- MATERIAL PROVIDED:
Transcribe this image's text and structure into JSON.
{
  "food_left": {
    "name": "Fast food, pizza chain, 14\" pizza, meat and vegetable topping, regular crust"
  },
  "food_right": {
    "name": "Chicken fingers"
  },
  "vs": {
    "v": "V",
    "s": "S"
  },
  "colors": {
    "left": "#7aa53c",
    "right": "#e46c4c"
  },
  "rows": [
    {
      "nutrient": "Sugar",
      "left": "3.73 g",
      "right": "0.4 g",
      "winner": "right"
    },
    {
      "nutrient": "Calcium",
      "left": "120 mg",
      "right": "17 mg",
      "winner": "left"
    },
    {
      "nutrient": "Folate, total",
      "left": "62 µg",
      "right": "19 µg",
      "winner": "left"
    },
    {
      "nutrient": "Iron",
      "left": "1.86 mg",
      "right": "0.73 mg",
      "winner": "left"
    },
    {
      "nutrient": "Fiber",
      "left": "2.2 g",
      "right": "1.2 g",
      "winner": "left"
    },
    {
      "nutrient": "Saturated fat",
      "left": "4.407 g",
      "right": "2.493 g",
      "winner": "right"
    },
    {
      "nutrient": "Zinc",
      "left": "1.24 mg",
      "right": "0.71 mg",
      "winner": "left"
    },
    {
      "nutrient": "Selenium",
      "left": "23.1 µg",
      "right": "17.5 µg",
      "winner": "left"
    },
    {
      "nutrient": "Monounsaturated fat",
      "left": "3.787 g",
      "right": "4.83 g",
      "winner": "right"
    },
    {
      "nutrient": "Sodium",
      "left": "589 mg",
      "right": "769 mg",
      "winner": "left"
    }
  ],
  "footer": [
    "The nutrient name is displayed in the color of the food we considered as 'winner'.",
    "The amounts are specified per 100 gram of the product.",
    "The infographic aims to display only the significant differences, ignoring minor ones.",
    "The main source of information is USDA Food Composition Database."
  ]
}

- GIVEN TASK:
Give solely the number of lines in the data that contain the string "nutrient".

- RESULT:
11